Quelldokument:
==============================

Waldbrandgefahr: Zweithöchste Warnstufe

dzZigaretten, Glasscherben oder heiße Auspuffrohre als mögliche Ursachen

Auch in Kamen besteht wegen der anhaltenden Trockenheit inzwischen hohe Waldbrandgefahr. Wie Förster Matthias Müller mitteilt, gilt jetzt die zweithöchste Warnstufe 4.

von Werner Wiggermann

26.07.2019, 15:32 Uhr / Lesedauer: 1 min

Allgemein stark gefährdet sind Wälder mit viel dürrem Geäst oder Gräsern. Aktuell lösen Nadelholzbestände die größten Sorgen aus, weil schon viele Bäume durch die Borkenkäferplage sehr geschwächt oder sogar abgestorben sind. Solche Nadelbäume sind in Kamen, erst recht im Heerener Holz zwar selten - leicht entzündlich ist hier aber das trockene Laub aus dem Vorjahr. Eine achtlos weggeworfene Zigarette kann dann auch hier katastrophale Folgen haben.

Gefahr durch abgestellte Autos

Entstehen können Waldbrände außerdem durch offenes Feuer oder entsorgte Grillkohle - aber auch durch Fahrzeuge, die auf trockenen Grasflächen abgestellt werden. Ein heißer Auspuff oder Katalysator könne ausreichen, um dürres Gras zu entzünden, warnt Förster Müller.

Waldbesucher können grundsätzlich helfen, Gefahrenquellen einzudämmen. Zum Beispiel indem sie weggeworfene Glasflaschen aufsammeln und entsorgen, die sonst bei starker Sonneneinstrahlung wie ein Brennglas wirken und durchaus Laub oder Gras entzünden könnten.

Brände sofort melden und fliehen

Förster Müller bittet außerdem dringend darum, die Waldzufahrten immer als Rettungsweg für Feuerwehr und andere Einsatzwagen frei zu lassen. Wer ein Feuer im Wald entdeckt, sollte nur dann versuchen selbst zu löschen, wenn es sicher gefahrlos möglich ist. Ansonsten gilt: Den Brand sofort bei der Feuerwehr melden und den Wald auf dem kürzesten Weg verlassen!

==============================

Auszug der Zeilen:
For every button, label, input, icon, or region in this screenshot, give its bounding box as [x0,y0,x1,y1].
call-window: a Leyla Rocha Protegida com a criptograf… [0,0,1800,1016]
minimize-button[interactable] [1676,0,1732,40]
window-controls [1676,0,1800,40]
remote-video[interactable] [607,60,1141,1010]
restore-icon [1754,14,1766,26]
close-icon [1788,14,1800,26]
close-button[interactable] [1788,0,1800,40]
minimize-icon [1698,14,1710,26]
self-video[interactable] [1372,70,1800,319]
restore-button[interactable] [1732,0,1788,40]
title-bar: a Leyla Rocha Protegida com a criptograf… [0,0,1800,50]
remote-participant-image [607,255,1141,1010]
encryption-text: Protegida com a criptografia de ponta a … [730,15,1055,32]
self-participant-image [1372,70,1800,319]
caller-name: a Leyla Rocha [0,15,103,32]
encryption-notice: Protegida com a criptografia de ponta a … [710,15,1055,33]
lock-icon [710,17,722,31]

==============================

Deine Aufgabe:
Welche Waldbrand-Warnstufe gilt laut dem Quelldokument jetzt in Kamen?

Lösung:
Es gilt die zweithöchste Warnstufe 4.